EXERCISE ▸
Find the lines holding the word "Uploads" and collect them.

-- start SOURCE MATERIAL --

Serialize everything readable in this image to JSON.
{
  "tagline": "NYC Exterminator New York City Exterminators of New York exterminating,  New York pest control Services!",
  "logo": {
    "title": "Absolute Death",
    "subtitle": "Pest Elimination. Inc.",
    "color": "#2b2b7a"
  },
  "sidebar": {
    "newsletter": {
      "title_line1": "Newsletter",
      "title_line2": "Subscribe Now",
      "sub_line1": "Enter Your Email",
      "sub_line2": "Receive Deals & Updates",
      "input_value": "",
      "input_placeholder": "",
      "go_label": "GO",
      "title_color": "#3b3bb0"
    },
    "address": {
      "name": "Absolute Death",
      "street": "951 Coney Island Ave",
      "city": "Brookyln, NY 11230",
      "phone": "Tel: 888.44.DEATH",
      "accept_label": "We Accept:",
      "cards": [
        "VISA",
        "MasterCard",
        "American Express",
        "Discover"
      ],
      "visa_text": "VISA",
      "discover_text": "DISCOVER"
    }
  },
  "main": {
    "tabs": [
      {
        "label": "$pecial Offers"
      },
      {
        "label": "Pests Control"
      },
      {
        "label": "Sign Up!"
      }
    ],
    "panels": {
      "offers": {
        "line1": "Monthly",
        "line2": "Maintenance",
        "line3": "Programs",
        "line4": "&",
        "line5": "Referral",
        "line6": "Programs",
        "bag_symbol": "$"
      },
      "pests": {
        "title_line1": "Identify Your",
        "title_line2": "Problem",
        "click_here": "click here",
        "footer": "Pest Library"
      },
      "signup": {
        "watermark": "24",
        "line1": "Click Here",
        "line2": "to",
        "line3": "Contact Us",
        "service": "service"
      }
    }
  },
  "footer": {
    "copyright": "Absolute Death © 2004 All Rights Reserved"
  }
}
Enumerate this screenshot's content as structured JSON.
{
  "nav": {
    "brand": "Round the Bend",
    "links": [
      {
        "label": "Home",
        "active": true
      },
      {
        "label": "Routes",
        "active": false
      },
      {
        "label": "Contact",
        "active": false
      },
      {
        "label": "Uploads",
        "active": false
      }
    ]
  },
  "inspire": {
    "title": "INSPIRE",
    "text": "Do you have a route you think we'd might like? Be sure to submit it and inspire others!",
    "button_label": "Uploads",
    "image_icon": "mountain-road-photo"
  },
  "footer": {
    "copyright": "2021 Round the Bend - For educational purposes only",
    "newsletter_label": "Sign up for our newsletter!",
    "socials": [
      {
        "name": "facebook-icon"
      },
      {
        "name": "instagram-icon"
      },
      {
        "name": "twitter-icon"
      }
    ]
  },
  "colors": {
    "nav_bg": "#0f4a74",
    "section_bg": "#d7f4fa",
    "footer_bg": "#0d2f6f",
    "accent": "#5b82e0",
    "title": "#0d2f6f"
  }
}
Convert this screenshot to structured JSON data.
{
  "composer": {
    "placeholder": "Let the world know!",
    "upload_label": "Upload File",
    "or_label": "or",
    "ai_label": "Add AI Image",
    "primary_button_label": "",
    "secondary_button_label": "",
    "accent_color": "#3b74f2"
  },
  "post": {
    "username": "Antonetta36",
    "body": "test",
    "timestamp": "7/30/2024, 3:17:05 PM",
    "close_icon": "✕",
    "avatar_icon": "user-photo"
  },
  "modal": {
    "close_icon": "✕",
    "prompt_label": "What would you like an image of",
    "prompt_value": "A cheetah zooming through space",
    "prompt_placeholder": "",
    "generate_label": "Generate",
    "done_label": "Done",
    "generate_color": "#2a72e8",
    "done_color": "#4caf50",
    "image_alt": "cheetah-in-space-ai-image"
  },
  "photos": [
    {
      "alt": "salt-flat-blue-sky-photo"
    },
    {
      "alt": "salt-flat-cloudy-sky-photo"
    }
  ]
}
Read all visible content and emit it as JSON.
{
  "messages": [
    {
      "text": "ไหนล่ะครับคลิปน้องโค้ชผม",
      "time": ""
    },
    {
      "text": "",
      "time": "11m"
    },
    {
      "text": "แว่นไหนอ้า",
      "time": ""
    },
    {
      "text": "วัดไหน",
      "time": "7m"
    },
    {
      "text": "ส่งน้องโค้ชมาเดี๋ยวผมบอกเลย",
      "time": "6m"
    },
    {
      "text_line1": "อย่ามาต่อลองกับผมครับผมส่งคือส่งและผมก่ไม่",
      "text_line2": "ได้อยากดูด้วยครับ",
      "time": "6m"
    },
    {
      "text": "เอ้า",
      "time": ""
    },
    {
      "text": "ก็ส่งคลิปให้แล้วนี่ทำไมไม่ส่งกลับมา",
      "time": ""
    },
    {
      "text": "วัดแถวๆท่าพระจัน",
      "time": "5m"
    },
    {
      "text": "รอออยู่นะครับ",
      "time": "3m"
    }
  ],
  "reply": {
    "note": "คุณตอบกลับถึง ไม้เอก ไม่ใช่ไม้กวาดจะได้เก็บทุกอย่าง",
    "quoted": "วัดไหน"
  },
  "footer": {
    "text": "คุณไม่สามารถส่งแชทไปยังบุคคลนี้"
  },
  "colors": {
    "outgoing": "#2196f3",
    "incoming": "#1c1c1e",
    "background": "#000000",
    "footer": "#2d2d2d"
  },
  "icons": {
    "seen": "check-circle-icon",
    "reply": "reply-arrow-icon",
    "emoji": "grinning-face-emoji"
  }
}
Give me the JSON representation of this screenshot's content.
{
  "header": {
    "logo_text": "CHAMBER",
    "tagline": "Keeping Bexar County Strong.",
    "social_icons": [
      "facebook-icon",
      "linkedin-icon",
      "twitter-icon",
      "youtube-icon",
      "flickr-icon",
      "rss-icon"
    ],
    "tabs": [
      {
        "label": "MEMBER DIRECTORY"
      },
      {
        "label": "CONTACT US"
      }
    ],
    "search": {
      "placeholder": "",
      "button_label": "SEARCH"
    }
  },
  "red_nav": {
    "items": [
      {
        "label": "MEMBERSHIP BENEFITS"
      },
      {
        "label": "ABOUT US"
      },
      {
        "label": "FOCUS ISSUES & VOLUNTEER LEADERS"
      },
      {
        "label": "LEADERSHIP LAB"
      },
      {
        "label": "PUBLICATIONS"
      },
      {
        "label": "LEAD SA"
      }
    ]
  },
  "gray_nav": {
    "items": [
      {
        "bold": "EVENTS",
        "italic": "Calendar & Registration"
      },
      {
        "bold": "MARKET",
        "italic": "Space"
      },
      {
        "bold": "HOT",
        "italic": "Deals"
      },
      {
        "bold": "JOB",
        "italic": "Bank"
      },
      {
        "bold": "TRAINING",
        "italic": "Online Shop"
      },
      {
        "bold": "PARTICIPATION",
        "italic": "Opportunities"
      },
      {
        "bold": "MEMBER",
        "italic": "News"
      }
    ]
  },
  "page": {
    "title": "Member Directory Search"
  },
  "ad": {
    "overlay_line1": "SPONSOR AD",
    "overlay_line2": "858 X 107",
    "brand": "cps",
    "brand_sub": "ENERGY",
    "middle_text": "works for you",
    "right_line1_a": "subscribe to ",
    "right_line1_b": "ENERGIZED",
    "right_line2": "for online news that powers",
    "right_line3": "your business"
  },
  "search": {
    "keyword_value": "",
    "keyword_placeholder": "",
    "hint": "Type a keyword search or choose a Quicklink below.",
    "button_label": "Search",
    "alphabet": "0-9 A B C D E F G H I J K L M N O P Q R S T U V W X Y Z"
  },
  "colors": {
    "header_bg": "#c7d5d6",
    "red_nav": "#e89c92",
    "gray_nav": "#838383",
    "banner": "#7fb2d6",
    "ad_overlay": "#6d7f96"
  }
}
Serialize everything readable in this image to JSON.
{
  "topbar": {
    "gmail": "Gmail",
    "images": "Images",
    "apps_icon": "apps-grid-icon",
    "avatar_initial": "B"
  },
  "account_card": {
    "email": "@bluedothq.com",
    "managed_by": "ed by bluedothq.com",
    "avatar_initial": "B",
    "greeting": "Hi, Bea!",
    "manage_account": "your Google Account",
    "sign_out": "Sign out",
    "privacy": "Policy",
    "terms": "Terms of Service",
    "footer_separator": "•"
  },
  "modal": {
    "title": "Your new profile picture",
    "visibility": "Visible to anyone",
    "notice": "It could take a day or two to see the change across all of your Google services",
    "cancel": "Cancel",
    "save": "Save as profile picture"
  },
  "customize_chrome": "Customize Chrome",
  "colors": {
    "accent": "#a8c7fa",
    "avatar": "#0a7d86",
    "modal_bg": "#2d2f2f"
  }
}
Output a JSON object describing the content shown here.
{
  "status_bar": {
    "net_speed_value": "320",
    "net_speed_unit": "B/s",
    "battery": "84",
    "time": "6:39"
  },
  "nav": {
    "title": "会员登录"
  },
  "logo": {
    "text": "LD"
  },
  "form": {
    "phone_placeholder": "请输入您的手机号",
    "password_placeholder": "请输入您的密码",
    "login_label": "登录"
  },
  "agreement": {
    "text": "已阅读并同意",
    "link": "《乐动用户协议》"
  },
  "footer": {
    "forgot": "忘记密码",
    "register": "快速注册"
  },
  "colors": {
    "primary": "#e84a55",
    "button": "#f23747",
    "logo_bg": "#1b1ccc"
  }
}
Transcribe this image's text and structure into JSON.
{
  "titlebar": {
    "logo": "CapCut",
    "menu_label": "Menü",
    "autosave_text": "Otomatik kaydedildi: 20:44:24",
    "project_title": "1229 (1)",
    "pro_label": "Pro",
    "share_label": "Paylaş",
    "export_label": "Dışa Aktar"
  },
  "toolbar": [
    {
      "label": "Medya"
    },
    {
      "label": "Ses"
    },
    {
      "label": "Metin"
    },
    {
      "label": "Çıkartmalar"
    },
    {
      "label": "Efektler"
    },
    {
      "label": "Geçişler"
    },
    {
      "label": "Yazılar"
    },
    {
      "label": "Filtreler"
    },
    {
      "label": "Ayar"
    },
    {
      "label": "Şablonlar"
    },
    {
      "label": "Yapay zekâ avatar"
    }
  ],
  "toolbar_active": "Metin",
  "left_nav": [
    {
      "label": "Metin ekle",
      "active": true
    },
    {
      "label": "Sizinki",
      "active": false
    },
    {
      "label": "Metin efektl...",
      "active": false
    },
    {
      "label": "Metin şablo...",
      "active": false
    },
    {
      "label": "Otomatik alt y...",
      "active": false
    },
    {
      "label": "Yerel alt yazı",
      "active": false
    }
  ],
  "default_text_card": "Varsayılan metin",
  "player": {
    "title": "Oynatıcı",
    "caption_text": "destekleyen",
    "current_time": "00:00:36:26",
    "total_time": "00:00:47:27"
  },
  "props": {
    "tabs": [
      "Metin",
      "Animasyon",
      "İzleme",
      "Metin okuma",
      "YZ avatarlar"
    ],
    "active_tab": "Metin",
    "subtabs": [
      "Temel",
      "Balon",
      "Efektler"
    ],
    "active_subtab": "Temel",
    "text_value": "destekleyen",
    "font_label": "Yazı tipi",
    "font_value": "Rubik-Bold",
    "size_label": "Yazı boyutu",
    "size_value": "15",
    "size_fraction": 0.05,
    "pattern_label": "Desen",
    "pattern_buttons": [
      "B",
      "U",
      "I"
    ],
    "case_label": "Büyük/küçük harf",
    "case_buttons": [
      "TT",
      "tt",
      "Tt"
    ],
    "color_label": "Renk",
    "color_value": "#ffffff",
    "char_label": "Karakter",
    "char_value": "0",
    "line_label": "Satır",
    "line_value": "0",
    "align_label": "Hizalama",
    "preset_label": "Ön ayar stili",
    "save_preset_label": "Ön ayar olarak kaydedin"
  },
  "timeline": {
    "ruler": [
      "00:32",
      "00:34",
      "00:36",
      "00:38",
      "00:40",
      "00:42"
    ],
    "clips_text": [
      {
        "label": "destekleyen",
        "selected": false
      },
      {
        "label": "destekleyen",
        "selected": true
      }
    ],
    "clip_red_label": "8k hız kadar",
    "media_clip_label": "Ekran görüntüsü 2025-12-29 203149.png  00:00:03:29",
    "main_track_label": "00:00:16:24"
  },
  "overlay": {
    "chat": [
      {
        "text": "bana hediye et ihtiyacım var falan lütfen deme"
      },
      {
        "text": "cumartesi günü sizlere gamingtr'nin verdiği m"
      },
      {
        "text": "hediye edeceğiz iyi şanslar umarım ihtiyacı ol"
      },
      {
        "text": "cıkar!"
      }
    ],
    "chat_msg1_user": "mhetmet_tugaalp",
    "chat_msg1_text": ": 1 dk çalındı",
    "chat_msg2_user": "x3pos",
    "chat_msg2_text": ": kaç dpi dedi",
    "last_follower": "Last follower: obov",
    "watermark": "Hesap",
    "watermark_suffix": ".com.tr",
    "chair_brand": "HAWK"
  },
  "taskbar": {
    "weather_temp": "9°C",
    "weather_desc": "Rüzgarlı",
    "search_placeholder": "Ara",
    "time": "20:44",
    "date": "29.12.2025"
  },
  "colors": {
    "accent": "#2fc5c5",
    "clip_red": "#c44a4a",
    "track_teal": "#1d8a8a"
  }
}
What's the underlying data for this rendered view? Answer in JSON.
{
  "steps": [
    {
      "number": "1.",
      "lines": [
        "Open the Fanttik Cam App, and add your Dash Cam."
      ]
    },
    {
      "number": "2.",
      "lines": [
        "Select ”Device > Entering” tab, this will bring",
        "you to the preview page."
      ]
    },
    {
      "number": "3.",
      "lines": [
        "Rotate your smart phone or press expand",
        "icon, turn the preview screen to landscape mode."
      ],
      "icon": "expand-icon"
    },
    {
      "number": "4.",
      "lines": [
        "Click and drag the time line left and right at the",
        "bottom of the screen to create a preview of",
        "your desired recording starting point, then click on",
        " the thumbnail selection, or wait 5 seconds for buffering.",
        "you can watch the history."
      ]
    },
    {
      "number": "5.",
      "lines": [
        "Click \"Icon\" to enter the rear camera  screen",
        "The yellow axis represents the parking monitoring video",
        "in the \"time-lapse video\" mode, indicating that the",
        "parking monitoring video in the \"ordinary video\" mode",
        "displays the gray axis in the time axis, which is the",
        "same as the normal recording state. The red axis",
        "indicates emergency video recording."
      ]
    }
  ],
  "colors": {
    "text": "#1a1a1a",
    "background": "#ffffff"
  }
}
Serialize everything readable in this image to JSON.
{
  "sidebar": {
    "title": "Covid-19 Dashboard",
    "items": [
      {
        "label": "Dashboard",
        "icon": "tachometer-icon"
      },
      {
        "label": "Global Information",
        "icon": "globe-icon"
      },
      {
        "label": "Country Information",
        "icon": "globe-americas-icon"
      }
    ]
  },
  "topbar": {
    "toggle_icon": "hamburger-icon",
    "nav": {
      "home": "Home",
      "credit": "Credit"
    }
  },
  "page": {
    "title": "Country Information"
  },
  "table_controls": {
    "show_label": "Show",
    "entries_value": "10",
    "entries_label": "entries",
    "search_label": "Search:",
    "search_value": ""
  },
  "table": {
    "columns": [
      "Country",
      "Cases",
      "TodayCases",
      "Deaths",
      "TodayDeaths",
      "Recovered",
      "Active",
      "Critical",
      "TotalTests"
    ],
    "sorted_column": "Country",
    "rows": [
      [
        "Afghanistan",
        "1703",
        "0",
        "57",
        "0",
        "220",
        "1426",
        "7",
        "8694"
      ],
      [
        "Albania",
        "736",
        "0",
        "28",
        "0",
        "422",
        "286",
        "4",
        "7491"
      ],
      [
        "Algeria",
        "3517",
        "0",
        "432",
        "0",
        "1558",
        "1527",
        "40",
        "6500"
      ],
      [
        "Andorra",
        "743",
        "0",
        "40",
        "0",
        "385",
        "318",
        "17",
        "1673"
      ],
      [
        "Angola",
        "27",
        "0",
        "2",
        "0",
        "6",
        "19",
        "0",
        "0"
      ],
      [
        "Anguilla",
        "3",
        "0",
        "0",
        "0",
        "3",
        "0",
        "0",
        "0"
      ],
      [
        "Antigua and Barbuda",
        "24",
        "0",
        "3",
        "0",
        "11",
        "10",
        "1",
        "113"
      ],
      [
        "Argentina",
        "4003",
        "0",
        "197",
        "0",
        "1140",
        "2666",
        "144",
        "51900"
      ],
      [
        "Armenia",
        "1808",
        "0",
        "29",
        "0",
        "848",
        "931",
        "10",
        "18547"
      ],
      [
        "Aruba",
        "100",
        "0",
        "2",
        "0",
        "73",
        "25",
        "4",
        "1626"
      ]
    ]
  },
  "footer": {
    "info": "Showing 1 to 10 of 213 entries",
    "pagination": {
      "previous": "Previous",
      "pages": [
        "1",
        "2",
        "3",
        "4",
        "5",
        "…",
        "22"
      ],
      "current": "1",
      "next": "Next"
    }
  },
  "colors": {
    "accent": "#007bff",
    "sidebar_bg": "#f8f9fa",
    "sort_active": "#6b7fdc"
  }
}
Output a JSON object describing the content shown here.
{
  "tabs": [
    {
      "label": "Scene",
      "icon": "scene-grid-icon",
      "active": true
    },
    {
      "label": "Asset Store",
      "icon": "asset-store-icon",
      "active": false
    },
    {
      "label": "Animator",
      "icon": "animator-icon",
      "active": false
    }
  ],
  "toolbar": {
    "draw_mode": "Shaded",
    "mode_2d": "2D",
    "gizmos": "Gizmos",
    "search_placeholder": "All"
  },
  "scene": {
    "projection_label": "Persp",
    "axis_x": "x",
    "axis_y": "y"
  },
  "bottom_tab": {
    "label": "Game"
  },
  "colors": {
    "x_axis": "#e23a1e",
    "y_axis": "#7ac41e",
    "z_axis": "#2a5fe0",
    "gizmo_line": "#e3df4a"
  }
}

-- end SOURCE MATERIAL --

COMPLETE OUTPUT ▸
        "label": "Uploads",
    "button_label": "Uploads",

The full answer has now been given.